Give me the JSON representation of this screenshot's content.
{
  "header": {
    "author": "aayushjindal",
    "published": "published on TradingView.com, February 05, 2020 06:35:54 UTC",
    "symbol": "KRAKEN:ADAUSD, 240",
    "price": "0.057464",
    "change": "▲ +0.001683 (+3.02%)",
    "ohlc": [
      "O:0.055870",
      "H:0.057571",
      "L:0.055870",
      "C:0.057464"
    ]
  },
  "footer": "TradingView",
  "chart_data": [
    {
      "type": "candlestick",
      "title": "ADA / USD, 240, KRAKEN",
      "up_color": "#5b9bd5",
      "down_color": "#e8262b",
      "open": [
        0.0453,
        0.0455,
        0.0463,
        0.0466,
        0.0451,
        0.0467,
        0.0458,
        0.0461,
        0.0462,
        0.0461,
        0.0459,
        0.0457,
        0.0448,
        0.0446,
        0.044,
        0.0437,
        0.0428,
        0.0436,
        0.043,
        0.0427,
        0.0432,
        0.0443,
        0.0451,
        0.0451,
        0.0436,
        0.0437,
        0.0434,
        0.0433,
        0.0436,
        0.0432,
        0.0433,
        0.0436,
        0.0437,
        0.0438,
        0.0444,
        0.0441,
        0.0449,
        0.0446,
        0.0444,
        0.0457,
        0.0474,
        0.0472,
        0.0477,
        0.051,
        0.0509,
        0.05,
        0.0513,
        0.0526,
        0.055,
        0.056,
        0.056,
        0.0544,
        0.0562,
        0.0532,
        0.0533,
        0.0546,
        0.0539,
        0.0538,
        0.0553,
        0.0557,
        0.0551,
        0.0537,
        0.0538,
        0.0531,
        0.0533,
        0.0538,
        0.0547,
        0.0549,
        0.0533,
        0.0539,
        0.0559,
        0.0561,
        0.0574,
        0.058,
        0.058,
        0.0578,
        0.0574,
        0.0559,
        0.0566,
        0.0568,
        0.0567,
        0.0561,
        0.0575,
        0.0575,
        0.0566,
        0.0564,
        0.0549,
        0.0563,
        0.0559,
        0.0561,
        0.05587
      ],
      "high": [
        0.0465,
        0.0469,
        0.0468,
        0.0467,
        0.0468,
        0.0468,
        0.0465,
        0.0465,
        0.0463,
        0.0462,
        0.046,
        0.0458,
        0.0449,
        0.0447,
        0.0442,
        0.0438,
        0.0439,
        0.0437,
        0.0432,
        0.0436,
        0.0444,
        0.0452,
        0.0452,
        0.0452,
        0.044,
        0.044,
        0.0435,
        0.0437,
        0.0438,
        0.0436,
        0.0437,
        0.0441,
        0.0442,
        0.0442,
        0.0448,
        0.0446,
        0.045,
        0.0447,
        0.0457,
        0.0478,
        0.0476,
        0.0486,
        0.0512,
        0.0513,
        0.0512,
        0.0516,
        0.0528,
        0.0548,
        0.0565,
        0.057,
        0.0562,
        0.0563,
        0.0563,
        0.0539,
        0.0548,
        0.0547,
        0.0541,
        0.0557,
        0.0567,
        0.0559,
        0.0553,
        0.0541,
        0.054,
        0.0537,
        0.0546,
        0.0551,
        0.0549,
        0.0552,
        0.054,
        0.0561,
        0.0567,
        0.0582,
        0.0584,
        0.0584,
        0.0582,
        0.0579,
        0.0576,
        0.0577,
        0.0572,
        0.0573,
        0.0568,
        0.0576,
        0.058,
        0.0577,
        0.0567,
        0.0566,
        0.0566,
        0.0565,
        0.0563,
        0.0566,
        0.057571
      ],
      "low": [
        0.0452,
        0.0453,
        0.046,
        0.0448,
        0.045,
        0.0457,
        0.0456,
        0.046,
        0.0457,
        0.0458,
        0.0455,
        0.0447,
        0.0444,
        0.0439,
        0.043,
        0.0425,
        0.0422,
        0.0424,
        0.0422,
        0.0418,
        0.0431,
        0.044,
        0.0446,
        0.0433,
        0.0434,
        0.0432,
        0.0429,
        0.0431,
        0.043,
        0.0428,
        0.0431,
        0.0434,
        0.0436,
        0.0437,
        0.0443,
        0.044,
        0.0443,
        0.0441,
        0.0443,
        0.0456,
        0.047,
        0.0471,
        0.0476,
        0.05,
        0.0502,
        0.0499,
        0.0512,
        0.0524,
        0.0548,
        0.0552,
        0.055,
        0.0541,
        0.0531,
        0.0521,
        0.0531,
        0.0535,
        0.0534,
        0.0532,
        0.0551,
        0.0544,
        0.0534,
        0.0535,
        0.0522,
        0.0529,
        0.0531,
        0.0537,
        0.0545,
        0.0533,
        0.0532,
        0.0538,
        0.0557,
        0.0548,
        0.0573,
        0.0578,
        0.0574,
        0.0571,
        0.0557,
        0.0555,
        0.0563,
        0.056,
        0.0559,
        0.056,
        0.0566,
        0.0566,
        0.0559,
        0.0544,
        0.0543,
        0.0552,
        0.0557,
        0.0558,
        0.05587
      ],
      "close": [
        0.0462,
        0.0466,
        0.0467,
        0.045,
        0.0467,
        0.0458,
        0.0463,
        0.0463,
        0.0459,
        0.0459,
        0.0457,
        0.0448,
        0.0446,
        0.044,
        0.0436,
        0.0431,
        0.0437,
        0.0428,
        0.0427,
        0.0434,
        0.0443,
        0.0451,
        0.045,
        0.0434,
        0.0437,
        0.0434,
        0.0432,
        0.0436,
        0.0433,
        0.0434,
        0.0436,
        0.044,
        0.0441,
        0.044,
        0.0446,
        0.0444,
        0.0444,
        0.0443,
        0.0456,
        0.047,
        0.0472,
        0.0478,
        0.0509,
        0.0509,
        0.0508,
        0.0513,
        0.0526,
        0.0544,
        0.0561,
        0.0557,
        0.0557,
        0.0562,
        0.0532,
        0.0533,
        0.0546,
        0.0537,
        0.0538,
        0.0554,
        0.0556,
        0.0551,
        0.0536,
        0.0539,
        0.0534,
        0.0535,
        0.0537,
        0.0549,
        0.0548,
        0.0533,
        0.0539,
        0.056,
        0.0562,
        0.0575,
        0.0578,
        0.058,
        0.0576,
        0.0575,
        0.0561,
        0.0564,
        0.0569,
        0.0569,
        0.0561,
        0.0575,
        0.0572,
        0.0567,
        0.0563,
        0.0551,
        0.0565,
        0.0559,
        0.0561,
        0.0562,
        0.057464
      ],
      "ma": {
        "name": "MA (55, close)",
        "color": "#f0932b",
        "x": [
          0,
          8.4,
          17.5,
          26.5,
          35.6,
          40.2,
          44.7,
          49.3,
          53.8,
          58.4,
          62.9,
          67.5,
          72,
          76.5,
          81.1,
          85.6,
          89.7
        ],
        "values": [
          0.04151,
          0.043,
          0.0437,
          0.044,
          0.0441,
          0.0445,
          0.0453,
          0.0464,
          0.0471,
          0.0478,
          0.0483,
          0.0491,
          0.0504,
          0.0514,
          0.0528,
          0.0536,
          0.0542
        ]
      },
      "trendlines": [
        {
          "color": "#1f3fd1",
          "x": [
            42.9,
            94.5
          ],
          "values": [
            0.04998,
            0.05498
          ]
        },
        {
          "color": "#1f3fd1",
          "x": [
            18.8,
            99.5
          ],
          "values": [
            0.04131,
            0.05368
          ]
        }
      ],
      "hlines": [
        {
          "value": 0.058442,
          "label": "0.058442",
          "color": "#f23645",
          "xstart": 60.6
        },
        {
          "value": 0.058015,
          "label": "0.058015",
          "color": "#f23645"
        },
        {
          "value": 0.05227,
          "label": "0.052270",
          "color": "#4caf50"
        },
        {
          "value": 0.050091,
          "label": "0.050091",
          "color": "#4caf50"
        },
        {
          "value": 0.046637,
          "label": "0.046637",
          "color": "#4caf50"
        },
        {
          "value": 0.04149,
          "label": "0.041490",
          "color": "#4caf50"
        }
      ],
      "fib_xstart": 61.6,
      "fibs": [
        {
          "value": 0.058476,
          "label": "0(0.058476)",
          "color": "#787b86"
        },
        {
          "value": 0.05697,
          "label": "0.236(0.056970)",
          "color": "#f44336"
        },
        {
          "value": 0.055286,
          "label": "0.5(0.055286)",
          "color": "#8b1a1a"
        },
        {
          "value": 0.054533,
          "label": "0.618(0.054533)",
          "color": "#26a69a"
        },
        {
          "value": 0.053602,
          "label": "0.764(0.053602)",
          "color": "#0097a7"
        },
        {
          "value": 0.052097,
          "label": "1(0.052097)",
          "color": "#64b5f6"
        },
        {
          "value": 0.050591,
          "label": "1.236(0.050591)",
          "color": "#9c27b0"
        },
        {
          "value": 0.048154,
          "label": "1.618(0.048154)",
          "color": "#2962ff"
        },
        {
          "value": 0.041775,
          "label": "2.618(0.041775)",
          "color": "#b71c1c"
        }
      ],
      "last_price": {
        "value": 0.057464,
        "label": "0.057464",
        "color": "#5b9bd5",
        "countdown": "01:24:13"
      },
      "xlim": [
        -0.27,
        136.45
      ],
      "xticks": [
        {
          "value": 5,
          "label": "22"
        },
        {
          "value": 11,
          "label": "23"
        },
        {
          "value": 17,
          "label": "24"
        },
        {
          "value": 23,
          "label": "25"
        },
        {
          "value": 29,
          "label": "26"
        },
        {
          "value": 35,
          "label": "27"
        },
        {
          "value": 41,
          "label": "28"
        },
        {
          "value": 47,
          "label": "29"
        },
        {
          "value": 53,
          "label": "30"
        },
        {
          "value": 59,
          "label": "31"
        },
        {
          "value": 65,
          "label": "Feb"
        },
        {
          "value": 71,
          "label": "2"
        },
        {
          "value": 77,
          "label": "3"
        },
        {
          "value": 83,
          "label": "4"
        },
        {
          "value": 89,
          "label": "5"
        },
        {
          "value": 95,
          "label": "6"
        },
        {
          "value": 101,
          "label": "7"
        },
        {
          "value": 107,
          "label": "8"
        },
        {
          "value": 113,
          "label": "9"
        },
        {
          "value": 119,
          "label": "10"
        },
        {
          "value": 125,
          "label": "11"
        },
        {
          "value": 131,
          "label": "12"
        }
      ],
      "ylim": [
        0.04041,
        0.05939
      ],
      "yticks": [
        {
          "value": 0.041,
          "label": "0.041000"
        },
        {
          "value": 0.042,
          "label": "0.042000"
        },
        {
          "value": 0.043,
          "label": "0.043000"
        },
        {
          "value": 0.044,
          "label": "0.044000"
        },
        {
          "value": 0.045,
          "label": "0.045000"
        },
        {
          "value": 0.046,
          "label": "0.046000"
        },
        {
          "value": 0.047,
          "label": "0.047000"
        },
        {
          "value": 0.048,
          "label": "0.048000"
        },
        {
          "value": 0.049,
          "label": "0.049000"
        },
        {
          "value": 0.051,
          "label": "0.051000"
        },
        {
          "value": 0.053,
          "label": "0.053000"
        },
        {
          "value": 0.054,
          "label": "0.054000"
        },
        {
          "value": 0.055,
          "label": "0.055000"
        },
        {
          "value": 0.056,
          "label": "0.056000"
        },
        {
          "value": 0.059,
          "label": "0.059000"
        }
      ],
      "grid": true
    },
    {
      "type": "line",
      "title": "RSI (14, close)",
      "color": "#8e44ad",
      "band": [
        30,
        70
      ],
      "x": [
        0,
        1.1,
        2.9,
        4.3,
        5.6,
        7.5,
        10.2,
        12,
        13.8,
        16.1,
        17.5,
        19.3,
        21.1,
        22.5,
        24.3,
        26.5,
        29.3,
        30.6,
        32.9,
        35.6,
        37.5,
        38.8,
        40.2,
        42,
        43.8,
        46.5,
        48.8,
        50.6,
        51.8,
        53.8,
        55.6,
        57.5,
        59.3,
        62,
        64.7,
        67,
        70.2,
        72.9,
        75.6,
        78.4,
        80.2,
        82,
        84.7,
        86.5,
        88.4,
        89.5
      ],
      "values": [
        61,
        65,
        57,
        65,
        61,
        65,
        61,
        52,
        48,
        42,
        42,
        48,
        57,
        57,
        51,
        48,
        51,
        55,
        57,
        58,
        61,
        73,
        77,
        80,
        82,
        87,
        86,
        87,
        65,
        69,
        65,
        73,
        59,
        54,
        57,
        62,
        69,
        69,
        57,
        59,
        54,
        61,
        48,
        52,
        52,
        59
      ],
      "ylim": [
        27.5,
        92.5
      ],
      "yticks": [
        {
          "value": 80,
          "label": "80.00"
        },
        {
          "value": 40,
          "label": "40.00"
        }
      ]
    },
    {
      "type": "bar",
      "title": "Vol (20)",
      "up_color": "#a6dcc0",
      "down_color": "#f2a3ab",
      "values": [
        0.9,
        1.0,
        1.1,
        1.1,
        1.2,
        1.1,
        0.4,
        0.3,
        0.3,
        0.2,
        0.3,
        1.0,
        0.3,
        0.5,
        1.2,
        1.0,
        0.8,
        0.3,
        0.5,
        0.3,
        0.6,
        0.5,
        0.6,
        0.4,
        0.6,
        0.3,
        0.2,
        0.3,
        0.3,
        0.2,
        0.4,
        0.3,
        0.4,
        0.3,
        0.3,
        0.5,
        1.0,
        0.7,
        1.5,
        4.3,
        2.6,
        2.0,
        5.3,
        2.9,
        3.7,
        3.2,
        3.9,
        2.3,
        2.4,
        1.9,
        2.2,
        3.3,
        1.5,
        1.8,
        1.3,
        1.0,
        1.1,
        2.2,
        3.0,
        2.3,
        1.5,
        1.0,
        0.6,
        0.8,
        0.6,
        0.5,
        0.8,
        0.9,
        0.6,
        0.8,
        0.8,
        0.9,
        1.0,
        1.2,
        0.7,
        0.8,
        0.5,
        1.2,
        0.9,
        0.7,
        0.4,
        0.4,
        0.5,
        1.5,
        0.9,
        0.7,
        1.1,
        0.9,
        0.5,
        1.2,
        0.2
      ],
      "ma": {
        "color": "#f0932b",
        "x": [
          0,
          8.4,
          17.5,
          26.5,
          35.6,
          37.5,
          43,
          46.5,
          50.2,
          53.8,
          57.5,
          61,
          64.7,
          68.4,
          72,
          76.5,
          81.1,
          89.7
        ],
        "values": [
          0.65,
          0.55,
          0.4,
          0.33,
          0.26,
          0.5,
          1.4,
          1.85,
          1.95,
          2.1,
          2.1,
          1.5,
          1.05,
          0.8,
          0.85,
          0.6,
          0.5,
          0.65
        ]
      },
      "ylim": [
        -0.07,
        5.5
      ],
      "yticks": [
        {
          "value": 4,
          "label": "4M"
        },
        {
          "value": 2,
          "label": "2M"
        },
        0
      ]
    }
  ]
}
- - -
● **What to produce**: Reproduce each line from the records that contains the word "type".

● **Solved exercise**:
      "type": "candlestick",
      "type": "line",
      "type": "bar",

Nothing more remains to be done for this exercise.